— start —
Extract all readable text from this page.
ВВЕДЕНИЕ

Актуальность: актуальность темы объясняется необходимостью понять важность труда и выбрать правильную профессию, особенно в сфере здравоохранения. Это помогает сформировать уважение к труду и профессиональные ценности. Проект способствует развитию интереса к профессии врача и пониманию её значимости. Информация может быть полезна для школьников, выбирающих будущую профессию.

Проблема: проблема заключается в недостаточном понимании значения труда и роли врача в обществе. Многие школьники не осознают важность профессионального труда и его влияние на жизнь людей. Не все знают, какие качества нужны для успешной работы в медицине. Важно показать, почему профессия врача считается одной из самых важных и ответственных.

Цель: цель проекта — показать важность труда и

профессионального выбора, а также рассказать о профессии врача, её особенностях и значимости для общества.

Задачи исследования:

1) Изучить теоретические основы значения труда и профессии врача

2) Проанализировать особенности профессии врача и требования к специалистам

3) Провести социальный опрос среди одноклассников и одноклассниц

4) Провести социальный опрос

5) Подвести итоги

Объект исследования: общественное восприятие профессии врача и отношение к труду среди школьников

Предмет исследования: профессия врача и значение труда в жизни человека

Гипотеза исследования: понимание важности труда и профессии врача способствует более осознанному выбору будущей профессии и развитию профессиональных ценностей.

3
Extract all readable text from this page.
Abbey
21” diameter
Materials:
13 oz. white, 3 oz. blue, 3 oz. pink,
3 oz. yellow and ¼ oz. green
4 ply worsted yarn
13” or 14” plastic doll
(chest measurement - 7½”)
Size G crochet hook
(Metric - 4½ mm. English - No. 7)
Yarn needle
— end —
» Problem to solve:
Copy the material above back out, exactly as written.

» Output:
Extract all readable text from this page.
ВВЕДЕНИЕ

Актуальность: актуальность темы объясняется необходимостью понять важность труда и выбрать правильную профессию, особенно в сфере здравоохранения. Это помогает сформировать уважение к труду и профессиональные ценности. Проект способствует развитию интереса к профессии врача и пониманию её значимости. Информация может быть полезна для школьников, выбирающих будущую профессию.

Проблема: проблема заключается в недостаточном понимании значения труда и роли врача в обществе. Многие школьники не осознают важность профессионального труда и его влияние на жизнь людей. Не все знают, какие качества нужны для успешной работы в медицине. Важно показать, почему профессия врача считается одной из самых важных и ответственных.

Цель: цель проекта — показать важность труда и

профессионального выбора, а также рассказать о профессии врача, её особенностях и значимости для общества.

Задачи исследования:

1) Изучить теоретические основы значения труда и профессии врача

2) Проанализировать особенности профессии врача и требования к специалистам

3) Провести социальный опрос среди одноклассников и одноклассниц

4) Провести социальный опрос

5) Подвести итоги

Объект исследования: общественное восприятие профессии врача и отношение к труду среди школьников

Предмет исследования: профессия врача и значение труда в жизни человека

Гипотеза исследования: понимание важности труда и профессии врача способствует более осознанному выбору будущей профессии и развитию профессиональных ценностей.

3
Extract all readable text from this page.
Abbey
21” diameter
Materials:
13 oz. white, 3 oz. blue, 3 oz. pink,
3 oz. yellow and ¼ oz. green
4 ply worsted yarn
13” or 14” plastic doll
(chest measurement - 7½”)
Size G crochet hook
(Metric - 4½ mm. English - No. 7)
Yarn needle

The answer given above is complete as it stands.